TO BE DONE: Set down the material below in full, matching it exactly.

* start PROVIDED ENTRIES *

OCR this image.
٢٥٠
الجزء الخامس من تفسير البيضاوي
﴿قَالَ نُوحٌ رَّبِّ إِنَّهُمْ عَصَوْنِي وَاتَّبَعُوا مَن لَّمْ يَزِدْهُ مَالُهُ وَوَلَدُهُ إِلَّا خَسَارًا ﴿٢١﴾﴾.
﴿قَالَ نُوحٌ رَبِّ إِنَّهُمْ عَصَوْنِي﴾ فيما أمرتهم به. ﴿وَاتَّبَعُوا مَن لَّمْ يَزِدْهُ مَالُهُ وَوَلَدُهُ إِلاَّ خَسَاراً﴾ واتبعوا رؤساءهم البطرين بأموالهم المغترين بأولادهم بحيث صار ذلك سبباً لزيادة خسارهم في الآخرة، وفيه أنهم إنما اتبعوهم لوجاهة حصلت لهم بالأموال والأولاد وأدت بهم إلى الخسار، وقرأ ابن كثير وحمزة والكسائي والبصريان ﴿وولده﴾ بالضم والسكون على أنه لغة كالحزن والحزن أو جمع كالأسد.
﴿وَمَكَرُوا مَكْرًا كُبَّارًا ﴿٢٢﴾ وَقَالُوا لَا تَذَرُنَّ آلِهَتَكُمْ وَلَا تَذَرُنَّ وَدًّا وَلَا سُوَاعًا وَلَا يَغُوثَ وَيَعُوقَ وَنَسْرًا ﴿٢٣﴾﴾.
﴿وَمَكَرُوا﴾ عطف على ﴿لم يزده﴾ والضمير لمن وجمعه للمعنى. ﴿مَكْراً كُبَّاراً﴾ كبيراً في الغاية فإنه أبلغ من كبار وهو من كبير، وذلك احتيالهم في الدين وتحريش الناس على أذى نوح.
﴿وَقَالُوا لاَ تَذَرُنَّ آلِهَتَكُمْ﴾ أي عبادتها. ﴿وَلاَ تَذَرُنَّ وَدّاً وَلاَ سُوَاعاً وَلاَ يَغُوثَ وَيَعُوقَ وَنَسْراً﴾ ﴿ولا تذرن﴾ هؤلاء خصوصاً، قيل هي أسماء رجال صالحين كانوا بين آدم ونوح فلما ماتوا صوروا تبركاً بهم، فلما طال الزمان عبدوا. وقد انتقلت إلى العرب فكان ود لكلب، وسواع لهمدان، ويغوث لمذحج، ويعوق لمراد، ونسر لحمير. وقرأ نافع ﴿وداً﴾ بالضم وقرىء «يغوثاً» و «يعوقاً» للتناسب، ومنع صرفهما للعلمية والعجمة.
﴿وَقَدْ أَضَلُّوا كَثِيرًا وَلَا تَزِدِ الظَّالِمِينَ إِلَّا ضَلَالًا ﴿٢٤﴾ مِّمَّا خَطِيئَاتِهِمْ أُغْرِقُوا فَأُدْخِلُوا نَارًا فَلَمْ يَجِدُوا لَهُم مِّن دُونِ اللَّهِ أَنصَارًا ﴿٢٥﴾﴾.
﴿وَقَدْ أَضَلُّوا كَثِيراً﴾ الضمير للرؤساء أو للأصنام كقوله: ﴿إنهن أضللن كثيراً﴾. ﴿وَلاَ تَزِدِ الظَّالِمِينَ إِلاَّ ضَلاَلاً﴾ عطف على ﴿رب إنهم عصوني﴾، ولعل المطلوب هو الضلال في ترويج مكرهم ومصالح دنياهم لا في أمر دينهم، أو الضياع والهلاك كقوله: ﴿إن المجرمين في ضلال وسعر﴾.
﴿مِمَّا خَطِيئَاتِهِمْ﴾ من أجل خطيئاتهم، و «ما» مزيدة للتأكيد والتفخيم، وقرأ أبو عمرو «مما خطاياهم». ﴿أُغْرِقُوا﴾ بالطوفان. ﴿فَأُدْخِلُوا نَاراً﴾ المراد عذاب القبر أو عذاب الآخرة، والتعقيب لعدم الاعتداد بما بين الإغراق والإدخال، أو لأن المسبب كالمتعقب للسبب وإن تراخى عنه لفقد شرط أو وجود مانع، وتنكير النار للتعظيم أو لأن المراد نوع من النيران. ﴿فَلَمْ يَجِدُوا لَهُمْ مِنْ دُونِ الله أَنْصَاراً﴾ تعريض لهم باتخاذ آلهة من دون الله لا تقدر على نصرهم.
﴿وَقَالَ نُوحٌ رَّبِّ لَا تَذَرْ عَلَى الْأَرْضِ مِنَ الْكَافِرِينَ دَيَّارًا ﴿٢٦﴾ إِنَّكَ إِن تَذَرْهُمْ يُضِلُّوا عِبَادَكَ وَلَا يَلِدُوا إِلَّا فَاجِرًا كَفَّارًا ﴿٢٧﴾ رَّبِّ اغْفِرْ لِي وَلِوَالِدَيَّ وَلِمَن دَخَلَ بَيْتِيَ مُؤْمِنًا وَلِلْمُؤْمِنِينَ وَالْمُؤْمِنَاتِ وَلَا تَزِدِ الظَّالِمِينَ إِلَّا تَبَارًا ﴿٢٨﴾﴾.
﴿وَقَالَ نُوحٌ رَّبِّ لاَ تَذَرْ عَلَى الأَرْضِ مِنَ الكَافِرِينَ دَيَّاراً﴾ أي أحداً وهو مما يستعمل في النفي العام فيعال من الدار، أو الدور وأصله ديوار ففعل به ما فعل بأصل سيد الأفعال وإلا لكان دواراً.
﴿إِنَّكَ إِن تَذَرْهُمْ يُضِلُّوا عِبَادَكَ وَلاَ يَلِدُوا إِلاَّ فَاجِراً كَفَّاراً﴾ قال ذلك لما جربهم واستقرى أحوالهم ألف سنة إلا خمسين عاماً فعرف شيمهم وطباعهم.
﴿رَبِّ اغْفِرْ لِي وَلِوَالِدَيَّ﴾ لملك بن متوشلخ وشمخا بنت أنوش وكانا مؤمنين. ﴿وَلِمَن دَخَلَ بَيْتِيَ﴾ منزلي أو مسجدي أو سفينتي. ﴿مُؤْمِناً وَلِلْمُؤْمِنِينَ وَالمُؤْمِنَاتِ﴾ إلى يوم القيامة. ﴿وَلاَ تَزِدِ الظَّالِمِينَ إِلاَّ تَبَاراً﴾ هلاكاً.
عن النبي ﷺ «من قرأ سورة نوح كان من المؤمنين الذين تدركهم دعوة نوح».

* end PROVIDED ENTRIES *

TASK RESPONSE:
OCR this image.
٢٥٠
الجزء الخامس من تفسير البيضاوي
﴿قَالَ نُوحٌ رَّبِّ إِنَّهُمْ عَصَوْنِي وَاتَّبَعُوا مَن لَّمْ يَزِدْهُ مَالُهُ وَوَلَدُهُ إِلَّا خَسَارًا ﴿٢١﴾﴾.
﴿قَالَ نُوحٌ رَبِّ إِنَّهُمْ عَصَوْنِي﴾ فيما أمرتهم به. ﴿وَاتَّبَعُوا مَن لَّمْ يَزِدْهُ مَالُهُ وَوَلَدُهُ إِلاَّ خَسَاراً﴾ واتبعوا رؤساءهم البطرين بأموالهم المغترين بأولادهم بحيث صار ذلك سبباً لزيادة خسارهم في الآخرة، وفيه أنهم إنما اتبعوهم لوجاهة حصلت لهم بالأموال والأولاد وأدت بهم إلى الخسار، وقرأ ابن كثير وحمزة والكسائي والبصريان ﴿وولده﴾ بالضم والسكون على أنه لغة كالحزن والحزن أو جمع كالأسد.
﴿وَمَكَرُوا مَكْرًا كُبَّارًا ﴿٢٢﴾ وَقَالُوا لَا تَذَرُنَّ آلِهَتَكُمْ وَلَا تَذَرُنَّ وَدًّا وَلَا سُوَاعًا وَلَا يَغُوثَ وَيَعُوقَ وَنَسْرًا ﴿٢٣﴾﴾.
﴿وَمَكَرُوا﴾ عطف على ﴿لم يزده﴾ والضمير لمن وجمعه للمعنى. ﴿مَكْراً كُبَّاراً﴾ كبيراً في الغاية فإنه أبلغ من كبار وهو من كبير، وذلك احتيالهم في الدين وتحريش الناس على أذى نوح.
﴿وَقَالُوا لاَ تَذَرُنَّ آلِهَتَكُمْ﴾ أي عبادتها. ﴿وَلاَ تَذَرُنَّ وَدّاً وَلاَ سُوَاعاً وَلاَ يَغُوثَ وَيَعُوقَ وَنَسْراً﴾ ﴿ولا تذرن﴾ هؤلاء خصوصاً، قيل هي أسماء رجال صالحين كانوا بين آدم ونوح فلما ماتوا صوروا تبركاً بهم، فلما طال الزمان عبدوا. وقد انتقلت إلى العرب فكان ود لكلب، وسواع لهمدان، ويغوث لمذحج، ويعوق لمراد، ونسر لحمير. وقرأ نافع ﴿وداً﴾ بالضم وقرىء «يغوثاً» و «يعوقاً» للتناسب، ومنع صرفهما للعلمية والعجمة.
﴿وَقَدْ أَضَلُّوا كَثِيرًا وَلَا تَزِدِ الظَّالِمِينَ إِلَّا ضَلَالًا ﴿٢٤﴾ مِّمَّا خَطِيئَاتِهِمْ أُغْرِقُوا فَأُدْخِلُوا نَارًا فَلَمْ يَجِدُوا لَهُم مِّن دُونِ اللَّهِ أَنصَارًا ﴿٢٥﴾﴾.
﴿وَقَدْ أَضَلُّوا كَثِيراً﴾ الضمير للرؤساء أو للأصنام كقوله: ﴿إنهن أضللن كثيراً﴾. ﴿وَلاَ تَزِدِ الظَّالِمِينَ إِلاَّ ضَلاَلاً﴾ عطف على ﴿رب إنهم عصوني﴾، ولعل المطلوب هو الضلال في ترويج مكرهم ومصالح دنياهم لا في أمر دينهم، أو الضياع والهلاك كقوله: ﴿إن المجرمين في ضلال وسعر﴾.
﴿مِمَّا خَطِيئَاتِهِمْ﴾ من أجل خطيئاتهم، و «ما» مزيدة للتأكيد والتفخيم، وقرأ أبو عمرو «مما خطاياهم». ﴿أُغْرِقُوا﴾ بالطوفان. ﴿فَأُدْخِلُوا نَاراً﴾ المراد عذاب القبر أو عذاب الآخرة، والتعقيب لعدم الاعتداد بما بين الإغراق والإدخال، أو لأن المسبب كالمتعقب للسبب وإن تراخى عنه لفقد شرط أو وجود مانع، وتنكير النار للتعظيم أو لأن المراد نوع من النيران. ﴿فَلَمْ يَجِدُوا لَهُمْ مِنْ دُونِ الله أَنْصَاراً﴾ تعريض لهم باتخاذ آلهة من دون الله لا تقدر على نصرهم.
﴿وَقَالَ نُوحٌ رَّبِّ لَا تَذَرْ عَلَى الْأَرْضِ مِنَ الْكَافِرِينَ دَيَّارًا ﴿٢٦﴾ إِنَّكَ إِن تَذَرْهُمْ يُضِلُّوا عِبَادَكَ وَلَا يَلِدُوا إِلَّا فَاجِرًا كَفَّارًا ﴿٢٧﴾ رَّبِّ اغْفِرْ لِي وَلِوَالِدَيَّ وَلِمَن دَخَلَ بَيْتِيَ مُؤْمِنًا وَلِلْمُؤْمِنِينَ وَالْمُؤْمِنَاتِ وَلَا تَزِدِ الظَّالِمِينَ إِلَّا تَبَارًا ﴿٢٨﴾﴾.
﴿وَقَالَ نُوحٌ رَّبِّ لاَ تَذَرْ عَلَى الأَرْضِ مِنَ الكَافِرِينَ دَيَّاراً﴾ أي أحداً وهو مما يستعمل في النفي العام فيعال من الدار، أو الدور وأصله ديوار ففعل به ما فعل بأصل سيد الأفعال وإلا لكان دواراً.
﴿إِنَّكَ إِن تَذَرْهُمْ يُضِلُّوا عِبَادَكَ وَلاَ يَلِدُوا إِلاَّ فَاجِراً كَفَّاراً﴾ قال ذلك لما جربهم واستقرى أحوالهم ألف سنة إلا خمسين عاماً فعرف شيمهم وطباعهم.
﴿رَبِّ اغْفِرْ لِي وَلِوَالِدَيَّ﴾ لملك بن متوشلخ وشمخا بنت أنوش وكانا مؤمنين. ﴿وَلِمَن دَخَلَ بَيْتِيَ﴾ منزلي أو مسجدي أو سفينتي. ﴿مُؤْمِناً وَلِلْمُؤْمِنِينَ وَالمُؤْمِنَاتِ﴾ إلى يوم القيامة. ﴿وَلاَ تَزِدِ الظَّالِمِينَ إِلاَّ تَبَاراً﴾ هلاكاً.
عن النبي ﷺ «من قرأ سورة نوح كان من المؤمنين الذين تدركهم دعوة نوح».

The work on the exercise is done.